▶ Dataset content:
--
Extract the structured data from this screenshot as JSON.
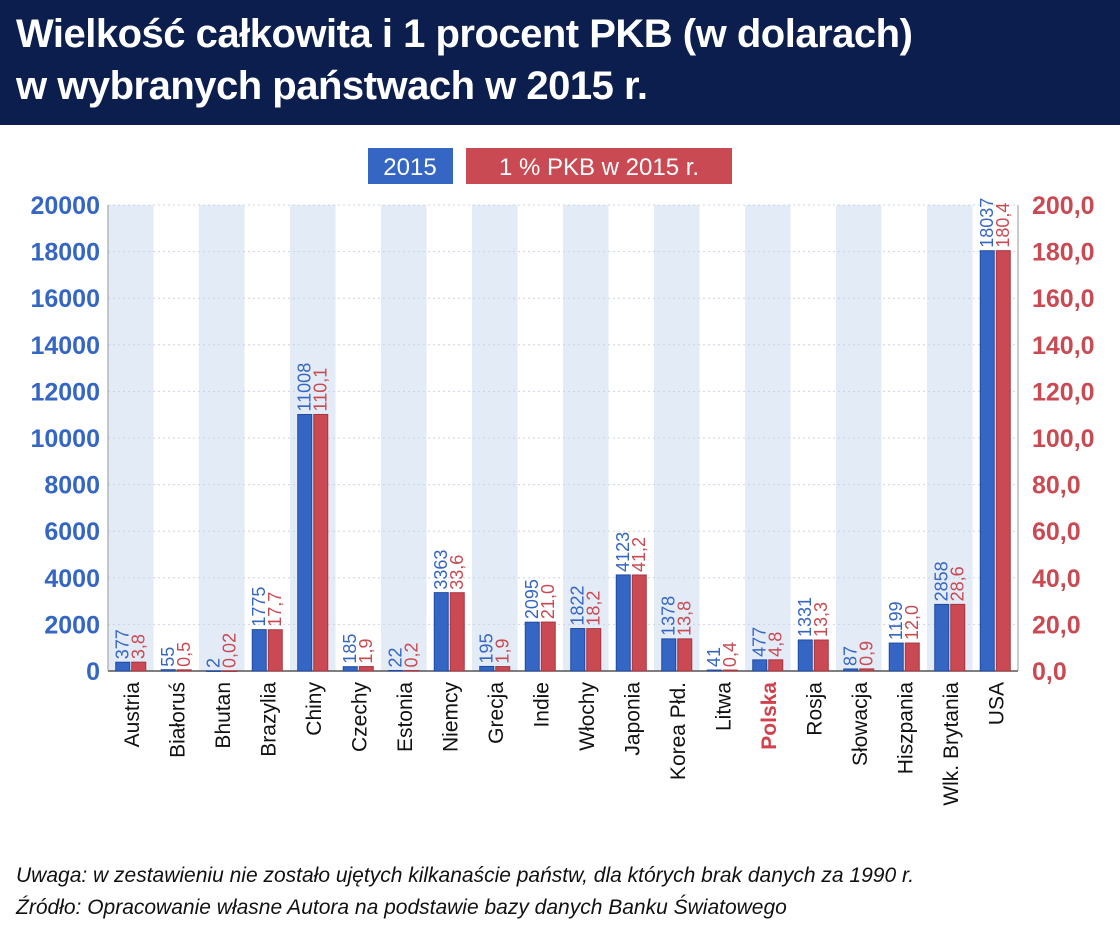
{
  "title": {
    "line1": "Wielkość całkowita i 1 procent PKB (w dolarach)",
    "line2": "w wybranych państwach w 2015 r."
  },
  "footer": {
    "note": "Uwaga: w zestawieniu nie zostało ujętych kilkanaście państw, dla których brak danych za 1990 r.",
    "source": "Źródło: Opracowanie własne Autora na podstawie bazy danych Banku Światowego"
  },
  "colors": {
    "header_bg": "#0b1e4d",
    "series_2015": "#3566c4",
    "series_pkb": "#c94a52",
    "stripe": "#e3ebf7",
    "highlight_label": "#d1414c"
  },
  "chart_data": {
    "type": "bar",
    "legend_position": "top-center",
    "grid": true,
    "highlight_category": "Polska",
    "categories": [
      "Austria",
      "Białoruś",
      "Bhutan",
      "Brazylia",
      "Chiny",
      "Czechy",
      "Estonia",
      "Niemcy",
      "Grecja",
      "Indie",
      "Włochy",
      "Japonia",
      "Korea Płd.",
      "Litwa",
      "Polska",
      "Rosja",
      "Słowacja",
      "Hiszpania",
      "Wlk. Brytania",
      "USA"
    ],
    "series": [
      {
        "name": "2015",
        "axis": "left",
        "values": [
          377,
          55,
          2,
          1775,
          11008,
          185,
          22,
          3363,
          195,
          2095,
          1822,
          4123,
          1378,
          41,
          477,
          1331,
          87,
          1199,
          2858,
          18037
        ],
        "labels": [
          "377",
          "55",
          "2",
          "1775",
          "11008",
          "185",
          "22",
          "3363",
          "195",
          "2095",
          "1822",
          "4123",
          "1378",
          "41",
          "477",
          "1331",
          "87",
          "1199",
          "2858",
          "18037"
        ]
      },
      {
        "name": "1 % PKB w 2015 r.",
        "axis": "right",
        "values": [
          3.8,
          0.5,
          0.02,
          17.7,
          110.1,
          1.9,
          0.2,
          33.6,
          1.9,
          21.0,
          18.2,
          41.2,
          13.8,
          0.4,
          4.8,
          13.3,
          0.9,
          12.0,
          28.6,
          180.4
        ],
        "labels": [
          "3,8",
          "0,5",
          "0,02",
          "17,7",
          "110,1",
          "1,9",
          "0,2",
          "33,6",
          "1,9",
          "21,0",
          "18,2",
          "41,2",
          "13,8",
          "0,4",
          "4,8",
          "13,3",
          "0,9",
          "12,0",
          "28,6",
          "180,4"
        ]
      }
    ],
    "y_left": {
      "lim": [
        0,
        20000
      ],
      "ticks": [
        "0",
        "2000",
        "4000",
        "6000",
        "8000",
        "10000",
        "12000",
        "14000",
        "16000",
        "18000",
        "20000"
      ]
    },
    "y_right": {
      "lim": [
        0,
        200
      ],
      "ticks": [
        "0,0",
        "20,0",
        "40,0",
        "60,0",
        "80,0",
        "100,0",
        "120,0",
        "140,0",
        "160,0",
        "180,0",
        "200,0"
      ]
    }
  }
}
--
Every line is to be duplicated exactly, though pictures stay out.

Extract the structured data from this screenshot as JSON.
{
  "title": {
    "line1": "Wielkość całkowita i 1 procent PKB (w dolarach)",
    "line2": "w wybranych państwach w 2015 r."
  },
  "footer": {
    "note": "Uwaga: w zestawieniu nie zostało ujętych kilkanaście państw, dla których brak danych za 1990 r.",
    "source": "Źródło: Opracowanie własne Autora na podstawie bazy danych Banku Światowego"
  },
  "colors": {
    "header_bg": "#0b1e4d",
    "series_2015": "#3566c4",
    "series_pkb": "#c94a52",
    "stripe": "#e3ebf7",
    "highlight_label": "#d1414c"
  },
  "chart_data": {
    "type": "bar",
    "legend_position": "top-center",
    "grid": true,
    "highlight_category": "Polska",
    "categories": [
      "Austria",
      "Białoruś",
      "Bhutan",
      "Brazylia",
      "Chiny",
      "Czechy",
      "Estonia",
      "Niemcy",
      "Grecja",
      "Indie",
      "Włochy",
      "Japonia",
      "Korea Płd.",
      "Litwa",
      "Polska",
      "Rosja",
      "Słowacja",
      "Hiszpania",
      "Wlk. Brytania",
      "USA"
    ],
    "series": [
      {
        "name": "2015",
        "axis": "left",
        "values": [
          377,
          55,
          2,
          1775,
          11008,
          185,
          22,
          3363,
          195,
          2095,
          1822,
          4123,
          1378,
          41,
          477,
          1331,
          87,
          1199,
          2858,
          18037
        ],
        "labels": [
          "377",
          "55",
          "2",
          "1775",
          "11008",
          "185",
          "22",
          "3363",
          "195",
          "2095",
          "1822",
          "4123",
          "1378",
          "41",
          "477",
          "1331",
          "87",
          "1199",
          "2858",
          "18037"
        ]
      },
      {
        "name": "1 % PKB w 2015 r.",
        "axis": "right",
        "values": [
          3.8,
          0.5,
          0.02,
          17.7,
          110.1,
          1.9,
          0.2,
          33.6,
          1.9,
          21.0,
          18.2,
          41.2,
          13.8,
          0.4,
          4.8,
          13.3,
          0.9,
          12.0,
          28.6,
          180.4
        ],
        "labels": [
          "3,8",
          "0,5",
          "0,02",
          "17,7",
          "110,1",
          "1,9",
          "0,2",
          "33,6",
          "1,9",
          "21,0",
          "18,2",
          "41,2",
          "13,8",
          "0,4",
          "4,8",
          "13,3",
          "0,9",
          "12,0",
          "28,6",
          "180,4"
        ]
      }
    ],
    "y_left": {
      "lim": [
        0,
        20000
      ],
      "ticks": [
        "0",
        "2000",
        "4000",
        "6000",
        "8000",
        "10000",
        "12000",
        "14000",
        "16000",
        "18000",
        "20000"
      ]
    },
    "y_right": {
      "lim": [
        0,
        200
      ],
      "ticks": [
        "0,0",
        "20,0",
        "40,0",
        "60,0",
        "80,0",
        "100,0",
        "120,0",
        "140,0",
        "160,0",
        "180,0",
        "200,0"
      ]
    }
  }
}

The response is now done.